To be done » Every record here needs to be written out again exactly.

Rows from a figure dataset:

- - -

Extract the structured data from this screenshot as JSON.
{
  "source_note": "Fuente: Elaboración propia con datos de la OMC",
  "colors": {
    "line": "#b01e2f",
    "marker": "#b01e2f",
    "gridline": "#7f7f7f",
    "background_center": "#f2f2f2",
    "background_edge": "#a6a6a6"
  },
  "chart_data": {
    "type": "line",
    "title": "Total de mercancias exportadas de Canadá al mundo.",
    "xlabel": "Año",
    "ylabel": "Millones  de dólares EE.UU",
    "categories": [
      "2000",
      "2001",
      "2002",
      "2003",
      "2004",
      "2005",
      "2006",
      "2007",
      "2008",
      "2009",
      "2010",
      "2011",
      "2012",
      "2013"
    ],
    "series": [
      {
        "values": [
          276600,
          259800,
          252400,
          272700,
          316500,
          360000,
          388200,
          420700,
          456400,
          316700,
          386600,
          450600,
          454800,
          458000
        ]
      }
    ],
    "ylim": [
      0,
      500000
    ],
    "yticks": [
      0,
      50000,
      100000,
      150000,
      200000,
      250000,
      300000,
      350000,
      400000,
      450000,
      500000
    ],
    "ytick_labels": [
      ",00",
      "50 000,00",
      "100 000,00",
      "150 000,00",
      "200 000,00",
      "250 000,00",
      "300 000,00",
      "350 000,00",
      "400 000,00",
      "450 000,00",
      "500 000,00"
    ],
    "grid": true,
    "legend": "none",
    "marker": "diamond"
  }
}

- - -

Written solution »
Extract the structured data from this screenshot as JSON.
{
  "source_note": "Fuente: Elaboración propia con datos de la OMC",
  "colors": {
    "line": "#b01e2f",
    "marker": "#b01e2f",
    "gridline": "#7f7f7f",
    "background_center": "#f2f2f2",
    "background_edge": "#a6a6a6"
  },
  "chart_data": {
    "type": "line",
    "title": "Total de mercancias exportadas de Canadá al mundo.",
    "xlabel": "Año",
    "ylabel": "Millones  de dólares EE.UU",
    "categories": [
      "2000",
      "2001",
      "2002",
      "2003",
      "2004",
      "2005",
      "2006",
      "2007",
      "2008",
      "2009",
      "2010",
      "2011",
      "2012",
      "2013"
    ],
    "series": [
      {
        "values": [
          276600,
          259800,
          252400,
          272700,
          316500,
          360000,
          388200,
          420700,
          456400,
          316700,
          386600,
          450600,
          454800,
          458000
        ]
      }
    ],
    "ylim": [
      0,
      500000
    ],
    "yticks": [
      0,
      50000,
      100000,
      150000,
      200000,
      250000,
      300000,
      350000,
      400000,
      450000,
      500000
    ],
    "ytick_labels": [
      ",00",
      "50 000,00",
      "100 000,00",
      "150 000,00",
      "200 000,00",
      "250 000,00",
      "300 000,00",
      "350 000,00",
      "400 000,00",
      "450 000,00",
      "500 000,00"
    ],
    "grid": true,
    "legend": "none",
    "marker": "diamond"
  }
}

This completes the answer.